Figure content listings:

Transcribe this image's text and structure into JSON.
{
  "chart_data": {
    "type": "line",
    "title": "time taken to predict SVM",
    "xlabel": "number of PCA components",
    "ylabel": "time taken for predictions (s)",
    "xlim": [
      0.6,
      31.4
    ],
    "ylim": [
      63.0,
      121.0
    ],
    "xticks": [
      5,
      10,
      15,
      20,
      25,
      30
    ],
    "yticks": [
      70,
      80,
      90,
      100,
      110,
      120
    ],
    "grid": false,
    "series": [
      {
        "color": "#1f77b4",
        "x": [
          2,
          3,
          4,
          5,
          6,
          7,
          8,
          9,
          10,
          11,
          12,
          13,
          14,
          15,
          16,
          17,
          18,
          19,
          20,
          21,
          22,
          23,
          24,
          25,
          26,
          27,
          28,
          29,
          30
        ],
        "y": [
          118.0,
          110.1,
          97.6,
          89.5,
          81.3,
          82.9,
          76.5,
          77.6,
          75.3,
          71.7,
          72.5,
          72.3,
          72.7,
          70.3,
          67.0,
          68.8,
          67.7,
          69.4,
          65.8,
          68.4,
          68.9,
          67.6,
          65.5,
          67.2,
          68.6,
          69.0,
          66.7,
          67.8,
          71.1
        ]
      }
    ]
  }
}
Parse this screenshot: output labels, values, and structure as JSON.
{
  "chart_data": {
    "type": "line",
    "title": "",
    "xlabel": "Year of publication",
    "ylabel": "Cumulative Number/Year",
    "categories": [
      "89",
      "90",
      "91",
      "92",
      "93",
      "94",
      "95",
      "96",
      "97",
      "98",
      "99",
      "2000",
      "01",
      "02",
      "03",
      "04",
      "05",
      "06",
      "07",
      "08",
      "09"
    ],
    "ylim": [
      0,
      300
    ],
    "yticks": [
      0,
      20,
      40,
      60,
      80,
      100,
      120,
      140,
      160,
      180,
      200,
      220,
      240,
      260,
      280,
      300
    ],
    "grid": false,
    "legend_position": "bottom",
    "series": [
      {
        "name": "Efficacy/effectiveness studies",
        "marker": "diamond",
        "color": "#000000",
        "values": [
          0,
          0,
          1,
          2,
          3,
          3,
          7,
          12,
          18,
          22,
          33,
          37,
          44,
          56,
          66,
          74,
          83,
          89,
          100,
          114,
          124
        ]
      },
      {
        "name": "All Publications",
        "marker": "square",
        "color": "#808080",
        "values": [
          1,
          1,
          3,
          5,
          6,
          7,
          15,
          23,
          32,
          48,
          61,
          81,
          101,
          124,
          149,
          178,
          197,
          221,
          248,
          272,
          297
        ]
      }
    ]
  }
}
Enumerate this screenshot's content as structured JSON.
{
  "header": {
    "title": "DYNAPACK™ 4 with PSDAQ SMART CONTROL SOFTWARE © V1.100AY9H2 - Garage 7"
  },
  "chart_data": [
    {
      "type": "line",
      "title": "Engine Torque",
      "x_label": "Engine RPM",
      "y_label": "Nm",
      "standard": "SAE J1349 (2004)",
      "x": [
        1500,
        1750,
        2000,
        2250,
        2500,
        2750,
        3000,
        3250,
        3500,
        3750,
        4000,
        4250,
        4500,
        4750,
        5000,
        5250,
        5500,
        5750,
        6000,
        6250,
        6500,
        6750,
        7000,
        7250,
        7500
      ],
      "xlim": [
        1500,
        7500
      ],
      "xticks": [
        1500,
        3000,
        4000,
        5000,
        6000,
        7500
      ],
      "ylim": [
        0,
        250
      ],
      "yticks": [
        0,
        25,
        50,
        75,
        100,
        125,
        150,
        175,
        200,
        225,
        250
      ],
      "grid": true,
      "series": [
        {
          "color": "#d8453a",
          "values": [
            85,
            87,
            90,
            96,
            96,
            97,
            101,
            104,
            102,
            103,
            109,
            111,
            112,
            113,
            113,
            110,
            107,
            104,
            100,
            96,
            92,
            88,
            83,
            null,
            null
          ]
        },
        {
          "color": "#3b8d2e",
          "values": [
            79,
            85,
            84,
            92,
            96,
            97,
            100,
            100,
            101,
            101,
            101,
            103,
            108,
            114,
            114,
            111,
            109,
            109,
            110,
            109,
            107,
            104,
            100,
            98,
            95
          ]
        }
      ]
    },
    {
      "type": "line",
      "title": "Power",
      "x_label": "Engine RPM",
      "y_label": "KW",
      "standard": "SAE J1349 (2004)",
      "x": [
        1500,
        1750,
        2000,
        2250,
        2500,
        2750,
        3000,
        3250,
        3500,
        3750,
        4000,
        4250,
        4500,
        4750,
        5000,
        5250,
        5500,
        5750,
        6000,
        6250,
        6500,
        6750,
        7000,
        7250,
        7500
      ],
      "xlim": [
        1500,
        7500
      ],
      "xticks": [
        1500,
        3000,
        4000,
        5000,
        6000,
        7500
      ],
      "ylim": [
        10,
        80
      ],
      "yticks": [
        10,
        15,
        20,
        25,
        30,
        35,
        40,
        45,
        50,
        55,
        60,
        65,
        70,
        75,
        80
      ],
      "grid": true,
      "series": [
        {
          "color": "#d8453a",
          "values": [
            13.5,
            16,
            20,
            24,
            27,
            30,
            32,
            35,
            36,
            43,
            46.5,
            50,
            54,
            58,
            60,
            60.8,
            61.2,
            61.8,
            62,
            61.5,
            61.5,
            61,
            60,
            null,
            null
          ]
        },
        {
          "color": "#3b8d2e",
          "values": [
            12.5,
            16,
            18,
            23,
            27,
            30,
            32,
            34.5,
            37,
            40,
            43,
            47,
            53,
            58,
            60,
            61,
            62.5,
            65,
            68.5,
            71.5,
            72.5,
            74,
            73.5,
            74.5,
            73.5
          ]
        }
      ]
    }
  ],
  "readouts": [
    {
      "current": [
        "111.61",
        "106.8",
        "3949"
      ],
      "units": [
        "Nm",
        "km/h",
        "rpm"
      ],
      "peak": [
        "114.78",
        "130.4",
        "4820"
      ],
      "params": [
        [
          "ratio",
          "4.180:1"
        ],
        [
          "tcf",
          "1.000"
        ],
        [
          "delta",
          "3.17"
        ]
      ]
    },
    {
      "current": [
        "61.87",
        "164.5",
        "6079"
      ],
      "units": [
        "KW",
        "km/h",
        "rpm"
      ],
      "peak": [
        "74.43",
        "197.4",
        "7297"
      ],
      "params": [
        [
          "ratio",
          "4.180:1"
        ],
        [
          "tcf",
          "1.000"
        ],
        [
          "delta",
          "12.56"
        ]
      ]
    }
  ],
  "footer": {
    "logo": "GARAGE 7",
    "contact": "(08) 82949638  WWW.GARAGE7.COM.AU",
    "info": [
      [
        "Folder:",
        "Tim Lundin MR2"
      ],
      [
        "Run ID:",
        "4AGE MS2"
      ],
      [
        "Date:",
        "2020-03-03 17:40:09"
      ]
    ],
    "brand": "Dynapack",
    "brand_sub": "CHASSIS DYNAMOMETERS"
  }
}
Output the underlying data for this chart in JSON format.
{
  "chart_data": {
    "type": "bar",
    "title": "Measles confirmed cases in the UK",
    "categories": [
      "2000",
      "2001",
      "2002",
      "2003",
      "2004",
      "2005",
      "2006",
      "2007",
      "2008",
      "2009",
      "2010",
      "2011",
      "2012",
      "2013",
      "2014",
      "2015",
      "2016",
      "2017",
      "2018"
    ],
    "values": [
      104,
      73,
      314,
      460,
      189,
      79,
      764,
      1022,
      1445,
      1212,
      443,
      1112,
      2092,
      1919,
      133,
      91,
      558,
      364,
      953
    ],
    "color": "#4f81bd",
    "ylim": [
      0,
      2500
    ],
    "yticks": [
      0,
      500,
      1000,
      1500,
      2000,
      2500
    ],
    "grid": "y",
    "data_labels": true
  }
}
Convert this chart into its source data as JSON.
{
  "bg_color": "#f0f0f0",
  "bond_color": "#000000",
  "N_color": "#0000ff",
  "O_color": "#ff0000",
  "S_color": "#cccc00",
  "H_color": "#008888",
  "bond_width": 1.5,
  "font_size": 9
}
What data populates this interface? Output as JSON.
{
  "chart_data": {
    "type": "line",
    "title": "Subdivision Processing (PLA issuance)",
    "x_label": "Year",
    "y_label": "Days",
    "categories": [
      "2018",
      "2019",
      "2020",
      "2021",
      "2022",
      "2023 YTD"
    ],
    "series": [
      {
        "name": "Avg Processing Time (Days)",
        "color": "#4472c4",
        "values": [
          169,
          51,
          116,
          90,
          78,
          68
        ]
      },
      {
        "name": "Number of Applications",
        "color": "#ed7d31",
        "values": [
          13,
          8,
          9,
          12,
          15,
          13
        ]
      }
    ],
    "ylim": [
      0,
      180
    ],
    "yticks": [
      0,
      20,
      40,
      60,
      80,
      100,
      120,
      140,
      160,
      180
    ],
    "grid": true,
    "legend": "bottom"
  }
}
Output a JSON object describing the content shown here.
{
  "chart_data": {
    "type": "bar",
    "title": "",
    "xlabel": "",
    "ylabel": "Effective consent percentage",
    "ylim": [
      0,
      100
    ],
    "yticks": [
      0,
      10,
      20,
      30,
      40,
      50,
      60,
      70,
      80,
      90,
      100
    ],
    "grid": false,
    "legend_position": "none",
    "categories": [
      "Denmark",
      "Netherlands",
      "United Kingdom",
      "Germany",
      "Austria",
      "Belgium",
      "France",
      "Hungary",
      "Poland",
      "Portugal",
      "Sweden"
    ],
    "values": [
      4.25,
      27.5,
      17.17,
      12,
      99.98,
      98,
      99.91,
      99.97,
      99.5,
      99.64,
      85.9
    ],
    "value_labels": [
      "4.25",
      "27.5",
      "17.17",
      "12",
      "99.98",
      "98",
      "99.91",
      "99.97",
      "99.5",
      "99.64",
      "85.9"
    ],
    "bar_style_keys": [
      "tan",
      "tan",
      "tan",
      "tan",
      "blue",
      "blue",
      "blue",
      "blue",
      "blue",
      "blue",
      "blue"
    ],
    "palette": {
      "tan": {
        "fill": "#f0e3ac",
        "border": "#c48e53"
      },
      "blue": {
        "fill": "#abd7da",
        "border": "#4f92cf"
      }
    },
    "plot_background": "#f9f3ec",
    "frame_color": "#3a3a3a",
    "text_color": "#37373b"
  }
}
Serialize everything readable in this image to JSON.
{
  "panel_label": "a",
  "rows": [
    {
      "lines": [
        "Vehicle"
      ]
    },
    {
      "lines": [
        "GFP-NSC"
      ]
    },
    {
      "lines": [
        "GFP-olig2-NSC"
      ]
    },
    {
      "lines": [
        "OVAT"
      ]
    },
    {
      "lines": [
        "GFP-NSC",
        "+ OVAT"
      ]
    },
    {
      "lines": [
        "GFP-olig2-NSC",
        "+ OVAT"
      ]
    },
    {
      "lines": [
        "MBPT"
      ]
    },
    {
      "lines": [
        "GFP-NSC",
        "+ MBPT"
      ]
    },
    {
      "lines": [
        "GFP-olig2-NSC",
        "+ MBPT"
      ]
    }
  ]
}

# PROBLEM STATEMENT:
Sift through the entries and copy every line with "name".

# RESPONSE BELOW:
        "name": "Efficacy/effectiveness studies",
        "name": "All Publications",
        "name": "Avg Processing Time (Days)",
        "name": "Number of Applications",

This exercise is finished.